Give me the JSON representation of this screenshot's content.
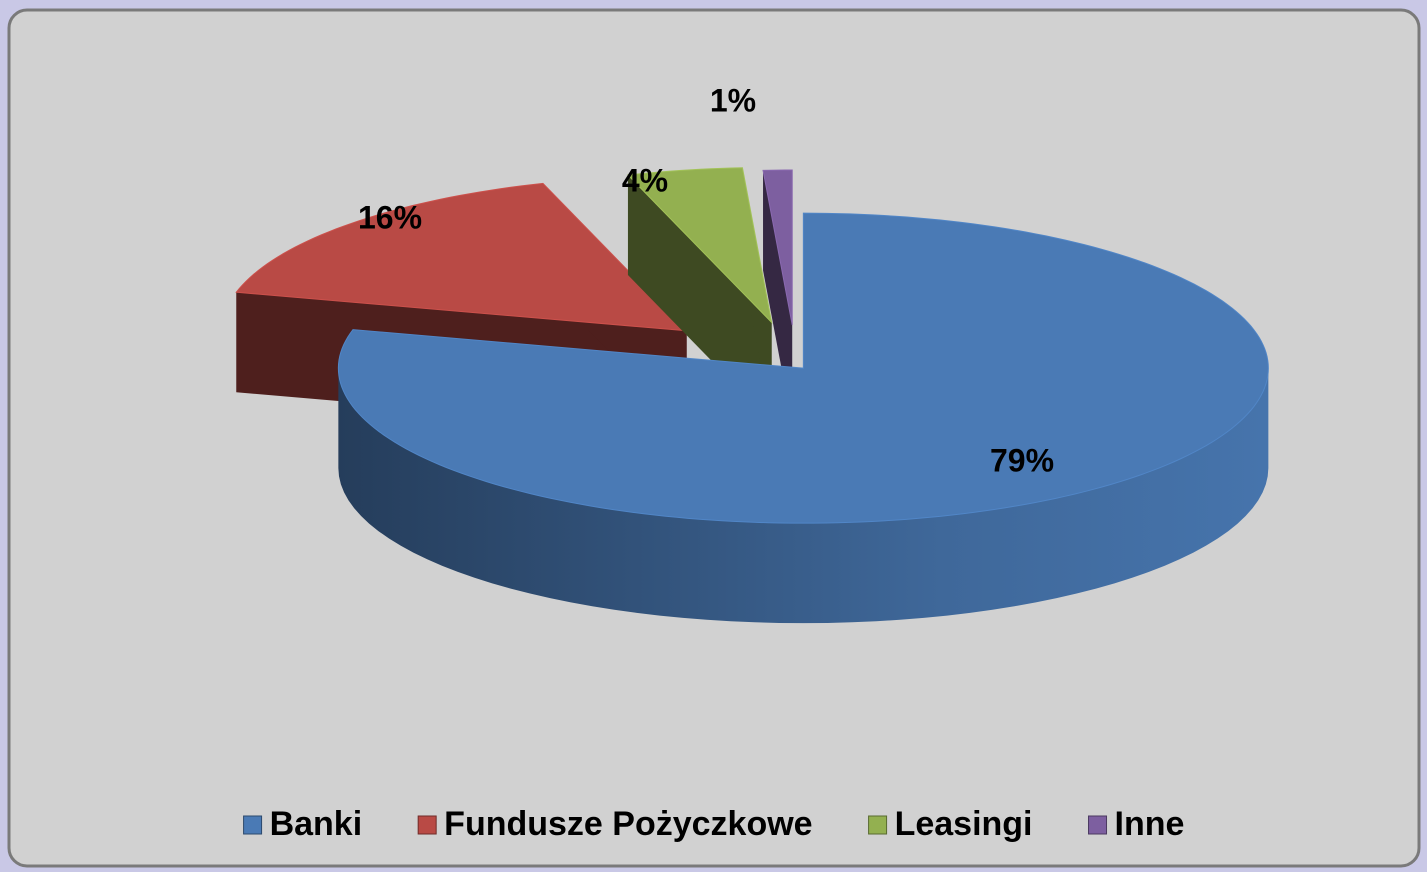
{
  "chart_data": {
    "type": "pie3d",
    "categories": [
      "Banki",
      "Fundusze Pożyczkowe",
      "Leasingi",
      "Inne"
    ],
    "values": [
      79,
      16,
      4,
      1
    ],
    "value_labels": [
      "79%",
      "16%",
      "4%",
      "1%"
    ],
    "colors": [
      "#4a7ab5",
      "#b94a45",
      "#93b050",
      "#7d5fa0"
    ],
    "legend": "bottom"
  }
}
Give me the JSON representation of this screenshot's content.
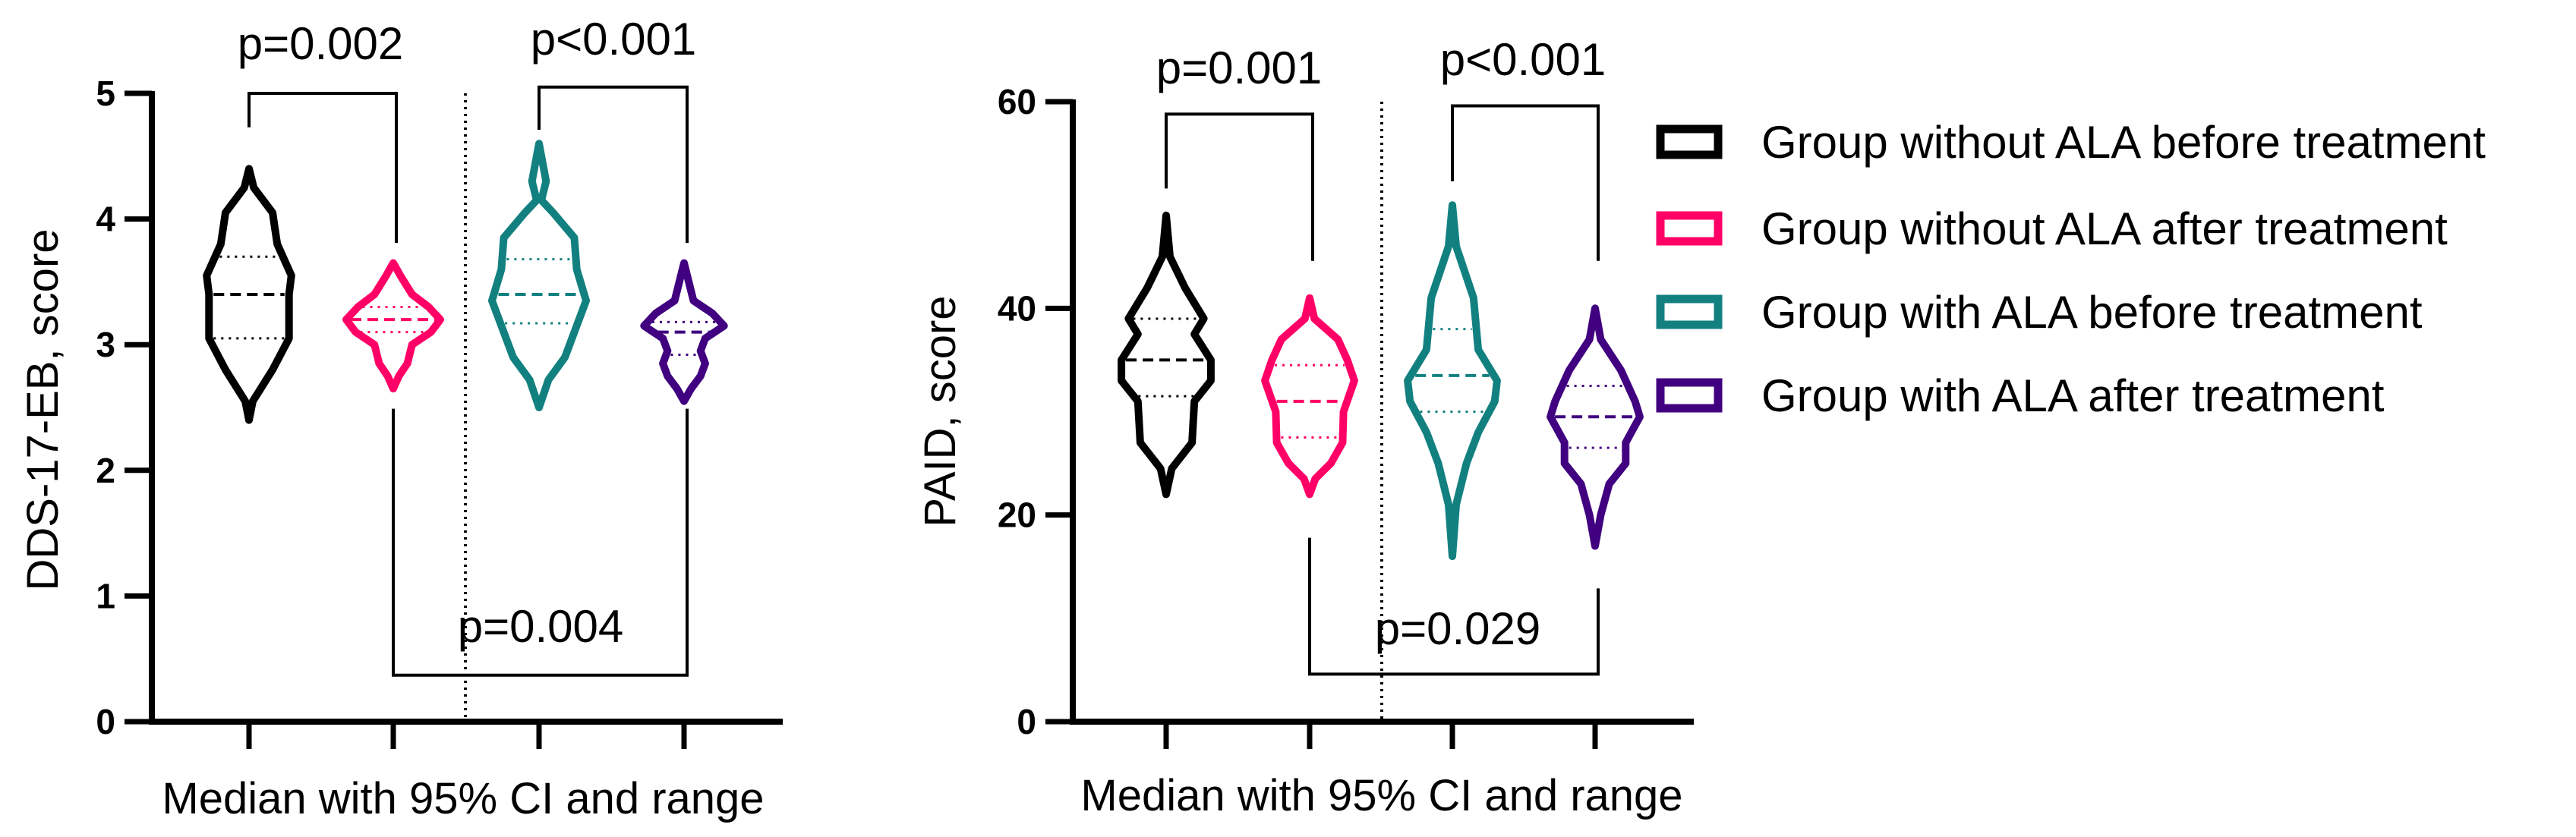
{
  "chart_data": [
    {
      "type": "violin",
      "title": "",
      "ylabel": "DDS-17-EB, score",
      "xlabel": "Median with 95% CI and range",
      "ylim": [
        0,
        5
      ],
      "yticks": [
        0,
        1,
        2,
        3,
        4,
        5
      ],
      "grid": false,
      "categories": [
        "Group without ALA before treatment",
        "Group without ALA after treatment",
        "Group with ALA before treatment",
        "Group with ALA after treatment"
      ],
      "series": [
        {
          "name": "Group without ALA before treatment",
          "color": "#000000",
          "min": 2.4,
          "max": 4.4,
          "median": 3.4,
          "ci": [
            3.05,
            3.7
          ],
          "profile": [
            [
              4.4,
              0
            ],
            [
              4.25,
              0.1
            ],
            [
              4.05,
              0.5
            ],
            [
              3.8,
              0.6
            ],
            [
              3.55,
              0.9
            ],
            [
              3.4,
              0.85
            ],
            [
              3.05,
              0.85
            ],
            [
              2.8,
              0.5
            ],
            [
              2.55,
              0.08
            ],
            [
              2.4,
              0
            ]
          ]
        },
        {
          "name": "Group without ALA after treatment",
          "color": "#ff0066",
          "min": 2.65,
          "max": 3.65,
          "median": 3.2,
          "ci": [
            3.1,
            3.3
          ],
          "profile": [
            [
              3.65,
              0
            ],
            [
              3.55,
              0.15
            ],
            [
              3.4,
              0.4
            ],
            [
              3.3,
              0.75
            ],
            [
              3.2,
              1.0
            ],
            [
              3.1,
              0.8
            ],
            [
              3.0,
              0.4
            ],
            [
              2.85,
              0.3
            ],
            [
              2.75,
              0.12
            ],
            [
              2.65,
              0
            ]
          ]
        },
        {
          "name": "Group with ALA before treatment",
          "color": "#138080",
          "min": 2.5,
          "max": 4.6,
          "median": 3.4,
          "ci": [
            3.17,
            3.68
          ],
          "profile": [
            [
              4.6,
              0
            ],
            [
              4.3,
              0.15
            ],
            [
              4.15,
              0.05
            ],
            [
              4.05,
              0.3
            ],
            [
              3.85,
              0.75
            ],
            [
              3.6,
              0.8
            ],
            [
              3.35,
              1.0
            ],
            [
              3.1,
              0.75
            ],
            [
              2.9,
              0.55
            ],
            [
              2.72,
              0.2
            ],
            [
              2.5,
              0
            ]
          ]
        },
        {
          "name": "Group with ALA after treatment",
          "color": "#400080",
          "min": 2.55,
          "max": 3.65,
          "median": 3.1,
          "ci": [
            2.92,
            3.18
          ],
          "profile": [
            [
              3.65,
              0
            ],
            [
              3.5,
              0.1
            ],
            [
              3.35,
              0.2
            ],
            [
              3.25,
              0.6
            ],
            [
              3.15,
              0.85
            ],
            [
              3.05,
              0.45
            ],
            [
              2.95,
              0.35
            ],
            [
              2.85,
              0.45
            ],
            [
              2.75,
              0.35
            ],
            [
              2.65,
              0.15
            ],
            [
              2.55,
              0
            ]
          ]
        }
      ],
      "comparisons": [
        {
          "groups": [
            0,
            1
          ],
          "label": "p=0.002",
          "bracket_y": 5.0,
          "leg_ends": [
            4.73,
            3.81
          ],
          "side": "top"
        },
        {
          "groups": [
            2,
            3
          ],
          "label": "p<0.001",
          "bracket_y": 5.05,
          "leg_ends": [
            4.71,
            3.81
          ],
          "side": "top"
        },
        {
          "groups": [
            1,
            3
          ],
          "label": "p=0.004",
          "bracket_y": 0.37,
          "leg_ends": [
            2.49,
            2.49
          ],
          "side": "bottom"
        }
      ]
    },
    {
      "type": "violin",
      "title": "",
      "ylabel": "PAID, score",
      "xlabel": "Median with 95% CI and range",
      "ylim": [
        0,
        60
      ],
      "yticks": [
        0,
        20,
        40,
        60
      ],
      "grid": false,
      "legend_position": "right",
      "categories": [
        "Group without ALA before treatment",
        "Group without ALA after treatment",
        "Group with ALA before treatment",
        "Group with ALA after treatment"
      ],
      "series": [
        {
          "name": "Group without ALA before treatment",
          "color": "#000000",
          "min": 22,
          "max": 49,
          "median": 35,
          "ci": [
            31.5,
            39
          ],
          "profile": [
            [
              49,
              0
            ],
            [
              45,
              0.08
            ],
            [
              42,
              0.4
            ],
            [
              39,
              0.8
            ],
            [
              37.5,
              0.6
            ],
            [
              35,
              0.95
            ],
            [
              33,
              0.95
            ],
            [
              31,
              0.6
            ],
            [
              27,
              0.55
            ],
            [
              24.5,
              0.12
            ],
            [
              22,
              0
            ]
          ]
        },
        {
          "name": "Group without ALA after treatment",
          "color": "#ff0066",
          "min": 22,
          "max": 41,
          "median": 31,
          "ci": [
            27.5,
            34.5
          ],
          "profile": [
            [
              41,
              0
            ],
            [
              39,
              0.1
            ],
            [
              37,
              0.6
            ],
            [
              35,
              0.8
            ],
            [
              33,
              0.95
            ],
            [
              30,
              0.72
            ],
            [
              27,
              0.7
            ],
            [
              25,
              0.45
            ],
            [
              23.5,
              0.12
            ],
            [
              22,
              0
            ]
          ]
        },
        {
          "name": "Group with ALA before treatment",
          "color": "#138080",
          "min": 16,
          "max": 50,
          "median": 33.5,
          "ci": [
            30,
            38
          ],
          "profile": [
            [
              50,
              0
            ],
            [
              46,
              0.08
            ],
            [
              41,
              0.45
            ],
            [
              36,
              0.55
            ],
            [
              33,
              0.95
            ],
            [
              31,
              0.9
            ],
            [
              28,
              0.55
            ],
            [
              25,
              0.3
            ],
            [
              21,
              0.08
            ],
            [
              16,
              0
            ]
          ]
        },
        {
          "name": "Group with ALA after treatment",
          "color": "#400080",
          "min": 17,
          "max": 40,
          "median": 29.5,
          "ci": [
            26.5,
            32.5
          ],
          "profile": [
            [
              40,
              0
            ],
            [
              37,
              0.12
            ],
            [
              34,
              0.55
            ],
            [
              31,
              0.85
            ],
            [
              29.5,
              0.95
            ],
            [
              27,
              0.65
            ],
            [
              25,
              0.65
            ],
            [
              23,
              0.3
            ],
            [
              20,
              0.12
            ],
            [
              17,
              0
            ]
          ]
        }
      ],
      "comparisons": [
        {
          "groups": [
            0,
            1
          ],
          "label": "p=0.001",
          "bracket_y": 58.8,
          "leg_ends": [
            51.6,
            44.6
          ],
          "side": "top"
        },
        {
          "groups": [
            2,
            3
          ],
          "label": "p<0.001",
          "bracket_y": 59.6,
          "leg_ends": [
            52.3,
            44.6
          ],
          "side": "top"
        },
        {
          "groups": [
            1,
            3
          ],
          "label": "p=0.029",
          "bracket_y": 4.6,
          "leg_ends": [
            17.8,
            12.9
          ],
          "side": "bottom"
        }
      ]
    }
  ]
}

→ **Short problem**
Write out the entries above verbatim; the pictures do not belong in your copy.

→ **Result of the exercise**
Give me the JSON representation of this screenshot's content.
{
  "chart_data": {
    "type": "pie3d",
    "categories": [
      "Banki",
      "Fundusze Pożyczkowe",
      "Leasingi",
      "Inne"
    ],
    "values": [
      79,
      16,
      4,
      1
    ],
    "value_labels": [
      "79%",
      "16%",
      "4%",
      "1%"
    ],
    "colors": [
      "#4a7ab5",
      "#b94a45",
      "#93b050",
      "#7d5fa0"
    ],
    "legend": "bottom"
  }
}
Give me the JSON representation of this screenshot's content.
{
  "chart_data": [
    {
      "type": "violin",
      "title": "",
      "ylabel": "DDS-17-EB, score",
      "xlabel": "Median with 95% CI and range",
      "ylim": [
        0,
        5
      ],
      "yticks": [
        0,
        1,
        2,
        3,
        4,
        5
      ],
      "grid": false,
      "categories": [
        "Group without ALA before treatment",
        "Group without ALA after treatment",
        "Group with ALA before treatment",
        "Group with ALA after treatment"
      ],
      "series": [
        {
          "name": "Group without ALA before treatment",
          "color": "#000000",
          "min": 2.4,
          "max": 4.4,
          "median": 3.4,
          "ci": [
            3.05,
            3.7
          ],
          "profile": [
            [
              4.4,
              0
            ],
            [
              4.25,
              0.1
            ],
            [
              4.05,
              0.5
            ],
            [
              3.8,
              0.6
            ],
            [
              3.55,
              0.9
            ],
            [
              3.4,
              0.85
            ],
            [
              3.05,
              0.85
            ],
            [
              2.8,
              0.5
            ],
            [
              2.55,
              0.08
            ],
            [
              2.4,
              0
            ]
          ]
        },
        {
          "name": "Group without ALA after treatment",
          "color": "#ff0066",
          "min": 2.65,
          "max": 3.65,
          "median": 3.2,
          "ci": [
            3.1,
            3.3
          ],
          "profile": [
            [
              3.65,
              0
            ],
            [
              3.55,
              0.15
            ],
            [
              3.4,
              0.4
            ],
            [
              3.3,
              0.75
            ],
            [
              3.2,
              1.0
            ],
            [
              3.1,
              0.8
            ],
            [
              3.0,
              0.4
            ],
            [
              2.85,
              0.3
            ],
            [
              2.75,
              0.12
            ],
            [
              2.65,
              0
            ]
          ]
        },
        {
          "name": "Group with ALA before treatment",
          "color": "#138080",
          "min": 2.5,
          "max": 4.6,
          "median": 3.4,
          "ci": [
            3.17,
            3.68
          ],
          "profile": [
            [
              4.6,
              0
            ],
            [
              4.3,
              0.15
            ],
            [
              4.15,
              0.05
            ],
            [
              4.05,
              0.3
            ],
            [
              3.85,
              0.75
            ],
            [
              3.6,
              0.8
            ],
            [
              3.35,
              1.0
            ],
            [
              3.1,
              0.75
            ],
            [
              2.9,
              0.55
            ],
            [
              2.72,
              0.2
            ],
            [
              2.5,
              0
            ]
          ]
        },
        {
          "name": "Group with ALA after treatment",
          "color": "#400080",
          "min": 2.55,
          "max": 3.65,
          "median": 3.1,
          "ci": [
            2.92,
            3.18
          ],
          "profile": [
            [
              3.65,
              0
            ],
            [
              3.5,
              0.1
            ],
            [
              3.35,
              0.2
            ],
            [
              3.25,
              0.6
            ],
            [
              3.15,
              0.85
            ],
            [
              3.05,
              0.45
            ],
            [
              2.95,
              0.35
            ],
            [
              2.85,
              0.45
            ],
            [
              2.75,
              0.35
            ],
            [
              2.65,
              0.15
            ],
            [
              2.55,
              0
            ]
          ]
        }
      ],
      "comparisons": [
        {
          "groups": [
            0,
            1
          ],
          "label": "p=0.002",
          "bracket_y": 5.0,
          "leg_ends": [
            4.73,
            3.81
          ],
          "side": "top"
        },
        {
          "groups": [
            2,
            3
          ],
          "label": "p<0.001",
          "bracket_y": 5.05,
          "leg_ends": [
            4.71,
            3.81
          ],
          "side": "top"
        },
        {
          "groups": [
            1,
            3
          ],
          "label": "p=0.004",
          "bracket_y": 0.37,
          "leg_ends": [
            2.49,
            2.49
          ],
          "side": "bottom"
        }
      ]
    },
    {
      "type": "violin",
      "title": "",
      "ylabel": "PAID, score",
      "xlabel": "Median with 95% CI and range",
      "ylim": [
        0,
        60
      ],
      "yticks": [
        0,
        20,
        40,
        60
      ],
      "grid": false,
      "legend_position": "right",
      "categories": [
        "Group without ALA before treatment",
        "Group without ALA after treatment",
        "Group with ALA before treatment",
        "Group with ALA after treatment"
      ],
      "series": [
        {
          "name": "Group without ALA before treatment",
          "color": "#000000",
          "min": 22,
          "max": 49,
          "median": 35,
          "ci": [
            31.5,
            39
          ],
          "profile": [
            [
              49,
              0
            ],
            [
              45,
              0.08
            ],
            [
              42,
              0.4
            ],
            [
              39,
              0.8
            ],
            [
              37.5,
              0.6
            ],
            [
              35,
              0.95
            ],
            [
              33,
              0.95
            ],
            [
              31,
              0.6
            ],
            [
              27,
              0.55
            ],
            [
              24.5,
              0.12
            ],
            [
              22,
              0
            ]
          ]
        },
        {
          "name": "Group without ALA after treatment",
          "color": "#ff0066",
          "min": 22,
          "max": 41,
          "median": 31,
          "ci": [
            27.5,
            34.5
          ],
          "profile": [
            [
              41,
              0
            ],
            [
              39,
              0.1
            ],
            [
              37,
              0.6
            ],
            [
              35,
              0.8
            ],
            [
              33,
              0.95
            ],
            [
              30,
              0.72
            ],
            [
              27,
              0.7
            ],
            [
              25,
              0.45
            ],
            [
              23.5,
              0.12
            ],
            [
              22,
              0
            ]
          ]
        },
        {
          "name": "Group with ALA before treatment",
          "color": "#138080",
          "min": 16,
          "max": 50,
          "median": 33.5,
          "ci": [
            30,
            38
          ],
          "profile": [
            [
              50,
              0
            ],
            [
              46,
              0.08
            ],
            [
              41,
              0.45
            ],
            [
              36,
              0.55
            ],
            [
              33,
              0.95
            ],
            [
              31,
              0.9
            ],
            [
              28,
              0.55
            ],
            [
              25,
              0.3
            ],
            [
              21,
              0.08
            ],
            [
              16,
              0
            ]
          ]
        },
        {
          "name": "Group with ALA after treatment",
          "color": "#400080",
          "min": 17,
          "max": 40,
          "median": 29.5,
          "ci": [
            26.5,
            32.5
          ],
          "profile": [
            [
              40,
              0
            ],
            [
              37,
              0.12
            ],
            [
              34,
              0.55
            ],
            [
              31,
              0.85
            ],
            [
              29.5,
              0.95
            ],
            [
              27,
              0.65
            ],
            [
              25,
              0.65
            ],
            [
              23,
              0.3
            ],
            [
              20,
              0.12
            ],
            [
              17,
              0
            ]
          ]
        }
      ],
      "comparisons": [
        {
          "groups": [
            0,
            1
          ],
          "label": "p=0.001",
          "bracket_y": 58.8,
          "leg_ends": [
            51.6,
            44.6
          ],
          "side": "top"
        },
        {
          "groups": [
            2,
            3
          ],
          "label": "p<0.001",
          "bracket_y": 59.6,
          "leg_ends": [
            52.3,
            44.6
          ],
          "side": "top"
        },
        {
          "groups": [
            1,
            3
          ],
          "label": "p=0.029",
          "bracket_y": 4.6,
          "leg_ends": [
            17.8,
            12.9
          ],
          "side": "bottom"
        }
      ]
    }
  ]
}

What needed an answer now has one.